_Do this_. Select and copy out every line in the records containing "EURUSD".

_Listing_.

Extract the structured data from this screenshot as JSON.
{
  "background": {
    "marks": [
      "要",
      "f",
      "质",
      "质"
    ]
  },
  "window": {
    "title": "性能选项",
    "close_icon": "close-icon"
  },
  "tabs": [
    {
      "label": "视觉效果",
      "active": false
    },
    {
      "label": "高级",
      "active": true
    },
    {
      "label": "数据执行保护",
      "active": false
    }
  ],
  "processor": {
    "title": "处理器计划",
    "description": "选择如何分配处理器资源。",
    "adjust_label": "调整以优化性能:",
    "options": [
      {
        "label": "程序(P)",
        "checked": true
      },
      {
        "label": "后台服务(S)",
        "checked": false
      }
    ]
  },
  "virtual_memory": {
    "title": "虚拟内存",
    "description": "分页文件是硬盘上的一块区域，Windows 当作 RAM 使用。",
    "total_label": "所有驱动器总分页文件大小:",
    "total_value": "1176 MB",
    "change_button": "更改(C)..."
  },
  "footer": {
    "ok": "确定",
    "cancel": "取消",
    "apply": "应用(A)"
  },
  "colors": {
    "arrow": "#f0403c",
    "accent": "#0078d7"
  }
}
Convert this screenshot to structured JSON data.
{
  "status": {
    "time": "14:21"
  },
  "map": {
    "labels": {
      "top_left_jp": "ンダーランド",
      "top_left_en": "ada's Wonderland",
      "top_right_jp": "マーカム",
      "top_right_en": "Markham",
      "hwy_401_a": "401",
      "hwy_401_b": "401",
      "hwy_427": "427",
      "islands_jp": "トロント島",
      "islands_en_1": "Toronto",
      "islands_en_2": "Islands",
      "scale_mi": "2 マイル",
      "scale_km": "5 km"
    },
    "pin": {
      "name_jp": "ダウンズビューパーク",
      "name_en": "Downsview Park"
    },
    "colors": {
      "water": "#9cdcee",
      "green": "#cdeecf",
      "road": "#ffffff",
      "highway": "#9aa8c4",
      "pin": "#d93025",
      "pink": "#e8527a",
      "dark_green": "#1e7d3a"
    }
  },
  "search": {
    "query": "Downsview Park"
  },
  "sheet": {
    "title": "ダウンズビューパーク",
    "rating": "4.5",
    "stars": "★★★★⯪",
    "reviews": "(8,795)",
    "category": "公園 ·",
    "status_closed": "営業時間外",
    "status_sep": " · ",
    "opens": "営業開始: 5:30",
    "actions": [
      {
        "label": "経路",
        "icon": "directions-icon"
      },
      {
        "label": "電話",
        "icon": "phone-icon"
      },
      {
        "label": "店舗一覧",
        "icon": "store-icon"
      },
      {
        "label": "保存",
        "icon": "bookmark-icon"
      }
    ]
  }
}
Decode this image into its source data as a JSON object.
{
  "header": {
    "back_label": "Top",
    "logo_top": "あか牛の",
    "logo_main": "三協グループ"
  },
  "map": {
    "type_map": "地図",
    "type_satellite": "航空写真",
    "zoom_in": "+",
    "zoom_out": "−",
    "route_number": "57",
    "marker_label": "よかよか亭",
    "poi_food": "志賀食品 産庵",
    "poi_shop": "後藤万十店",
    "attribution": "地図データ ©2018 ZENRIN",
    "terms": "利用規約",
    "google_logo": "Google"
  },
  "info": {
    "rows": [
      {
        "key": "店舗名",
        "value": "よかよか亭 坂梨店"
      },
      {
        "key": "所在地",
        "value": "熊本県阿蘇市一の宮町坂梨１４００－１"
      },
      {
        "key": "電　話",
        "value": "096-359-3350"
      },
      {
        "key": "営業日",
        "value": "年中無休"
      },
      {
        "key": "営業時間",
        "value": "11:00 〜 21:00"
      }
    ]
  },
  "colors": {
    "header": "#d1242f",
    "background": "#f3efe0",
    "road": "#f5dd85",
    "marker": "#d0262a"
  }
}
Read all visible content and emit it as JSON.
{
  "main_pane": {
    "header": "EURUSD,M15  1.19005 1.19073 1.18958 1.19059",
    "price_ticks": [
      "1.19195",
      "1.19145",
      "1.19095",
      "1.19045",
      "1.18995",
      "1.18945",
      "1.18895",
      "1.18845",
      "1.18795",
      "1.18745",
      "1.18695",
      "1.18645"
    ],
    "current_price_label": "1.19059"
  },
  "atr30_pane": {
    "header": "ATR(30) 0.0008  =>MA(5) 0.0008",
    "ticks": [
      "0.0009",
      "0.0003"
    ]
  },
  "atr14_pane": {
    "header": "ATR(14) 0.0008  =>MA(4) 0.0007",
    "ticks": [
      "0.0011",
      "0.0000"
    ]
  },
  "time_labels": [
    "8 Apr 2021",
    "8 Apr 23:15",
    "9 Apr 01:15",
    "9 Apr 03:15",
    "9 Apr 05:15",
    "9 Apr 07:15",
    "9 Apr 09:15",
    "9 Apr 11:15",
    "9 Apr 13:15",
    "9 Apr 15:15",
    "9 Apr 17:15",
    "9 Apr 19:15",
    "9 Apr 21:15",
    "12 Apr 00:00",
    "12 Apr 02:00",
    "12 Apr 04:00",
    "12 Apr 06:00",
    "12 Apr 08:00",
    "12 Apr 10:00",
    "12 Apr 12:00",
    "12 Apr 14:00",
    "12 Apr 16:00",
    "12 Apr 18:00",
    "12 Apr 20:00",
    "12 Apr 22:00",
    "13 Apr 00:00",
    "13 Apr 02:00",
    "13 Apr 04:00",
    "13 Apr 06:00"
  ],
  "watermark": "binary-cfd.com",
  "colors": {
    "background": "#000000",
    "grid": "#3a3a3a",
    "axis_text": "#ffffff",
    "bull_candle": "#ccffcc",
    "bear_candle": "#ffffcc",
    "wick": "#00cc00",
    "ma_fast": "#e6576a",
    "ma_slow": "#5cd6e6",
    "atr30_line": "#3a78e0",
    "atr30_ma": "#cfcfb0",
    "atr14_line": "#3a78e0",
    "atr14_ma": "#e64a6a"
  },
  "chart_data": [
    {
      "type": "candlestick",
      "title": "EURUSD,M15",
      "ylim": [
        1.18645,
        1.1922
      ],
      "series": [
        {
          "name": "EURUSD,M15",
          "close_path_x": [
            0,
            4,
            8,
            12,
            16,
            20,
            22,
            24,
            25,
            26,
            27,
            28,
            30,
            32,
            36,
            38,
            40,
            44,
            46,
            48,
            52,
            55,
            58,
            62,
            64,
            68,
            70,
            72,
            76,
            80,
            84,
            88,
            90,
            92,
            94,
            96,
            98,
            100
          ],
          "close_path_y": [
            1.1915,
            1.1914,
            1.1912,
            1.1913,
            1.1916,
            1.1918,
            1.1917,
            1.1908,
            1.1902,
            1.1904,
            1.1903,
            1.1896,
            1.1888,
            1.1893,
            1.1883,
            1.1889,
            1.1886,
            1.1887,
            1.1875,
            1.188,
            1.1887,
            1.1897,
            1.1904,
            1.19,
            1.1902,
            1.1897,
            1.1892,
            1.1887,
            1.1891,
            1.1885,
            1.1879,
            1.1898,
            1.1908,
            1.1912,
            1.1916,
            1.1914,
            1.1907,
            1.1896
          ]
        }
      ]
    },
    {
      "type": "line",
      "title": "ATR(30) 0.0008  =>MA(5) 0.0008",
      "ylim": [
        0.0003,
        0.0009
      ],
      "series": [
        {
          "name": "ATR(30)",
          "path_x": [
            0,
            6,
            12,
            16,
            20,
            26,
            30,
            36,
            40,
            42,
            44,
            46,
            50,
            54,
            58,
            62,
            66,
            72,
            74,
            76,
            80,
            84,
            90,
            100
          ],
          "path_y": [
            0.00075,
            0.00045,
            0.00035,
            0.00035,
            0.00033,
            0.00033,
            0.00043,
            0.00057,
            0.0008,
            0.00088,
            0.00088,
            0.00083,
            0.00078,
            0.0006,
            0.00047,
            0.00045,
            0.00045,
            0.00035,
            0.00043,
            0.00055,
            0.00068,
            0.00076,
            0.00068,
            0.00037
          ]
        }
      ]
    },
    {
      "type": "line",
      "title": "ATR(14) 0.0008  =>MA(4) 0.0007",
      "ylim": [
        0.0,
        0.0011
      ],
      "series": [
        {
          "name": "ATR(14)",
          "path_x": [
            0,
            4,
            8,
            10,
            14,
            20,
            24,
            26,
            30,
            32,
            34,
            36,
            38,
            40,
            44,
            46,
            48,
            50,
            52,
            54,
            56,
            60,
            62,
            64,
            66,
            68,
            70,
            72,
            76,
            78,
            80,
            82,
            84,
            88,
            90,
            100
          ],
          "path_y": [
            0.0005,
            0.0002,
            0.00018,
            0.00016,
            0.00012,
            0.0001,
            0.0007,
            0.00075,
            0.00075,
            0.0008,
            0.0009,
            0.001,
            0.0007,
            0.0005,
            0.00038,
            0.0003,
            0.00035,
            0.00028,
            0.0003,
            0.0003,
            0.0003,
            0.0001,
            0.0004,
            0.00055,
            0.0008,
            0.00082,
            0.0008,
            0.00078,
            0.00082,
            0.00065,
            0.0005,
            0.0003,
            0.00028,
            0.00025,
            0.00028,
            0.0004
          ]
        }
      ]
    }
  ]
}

_Solved problem_.
    "header": "EURUSD,M15  1.19005 1.19073 1.18958 1.19059",
      "title": "EURUSD,M15",
          "name": "EURUSD,M15",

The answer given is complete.